TO DO
Return all lines from the listing below in which the string "淋球菌抗原检测试剂盒" occurs.
>>
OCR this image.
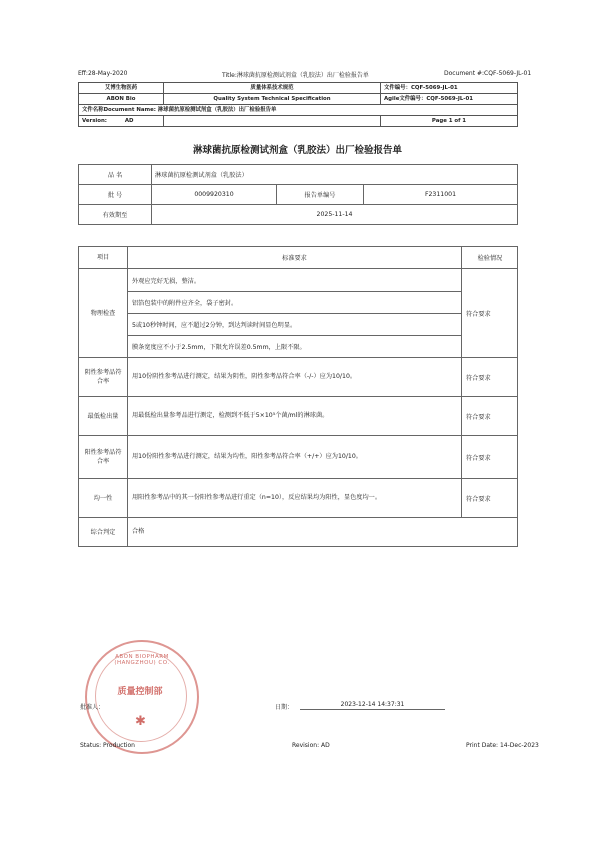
Eff:28-May-2020	Title:淋球菌抗原检测试剂盒（乳胶法）出厂检验报告单	Document #:CQF-5069-JL-01
艾博生物医药	质量体系技术规范	文件编号：CQF-5069-JL-01
ABON Bio	Quality System Technical Specification	Agile文件编号：CQF-5069-JL-01
文件名称Document Name: 淋球菌抗原检测试剂盒（乳胶法）出厂检验报告单		
Version: AD		Page 1 of 1
淋球菌抗原检测试剂盒（乳胶法）出厂检验报告单
品 名	淋球菌抗原检测试剂盒（乳胶法）		
批 号	0009920310	报告单编号	F2311001
有效期至	2025-11-14		
项目	标准要求	检验情况
物理检查	外观应完好无损，整洁。
铝箔包装中的附件应齐全，袋子密封。
5或10秒钟时间，应不超过2分钟，到达判读时间显色明显。
膜条宽度应不小于2.5mm，下限允许误差0.5mm，上限不限。	符合要求
阴性参考品符合率	用10份阴性参考品进行测定，结果为阴性，阴性参考品符合率（-/-）应为10/10。	符合要求
最低检出量	用最低检出量参考品进行测定，检测到不低于5×10⁵个菌/ml的淋球菌。	符合要求
阳性参考品符合率	用10份阳性参考品进行测定，结果为均性，阳性参考品符合率（+/+）应为10/10。	符合要求
均一性	用阳性参考品中的其一份阳性参考品进行重定（n=10），反应结果均为阳性，显色度均一。	符合要求
综合判定	合格	
ABON BIOPHARM (HANGZHOU) CO.
质量控制部
✱
批准人：	日期：	2023-12-14 14:37:31
Status: Production	Revision: AD	Print Date: 14-Dec-2023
<<
RESPONSE TO THE EXERCISE
Eff:28-May-2020	Title:淋球菌抗原检测试剂盒（乳胶法）出厂检验报告单	Document #:CQF-5069-JL-01
文件名称Document Name: 淋球菌抗原检测试剂盒（乳胶法）出厂检验报告单		
淋球菌抗原检测试剂盒（乳胶法）出厂检验报告单
品 名	淋球菌抗原检测试剂盒（乳胶法）		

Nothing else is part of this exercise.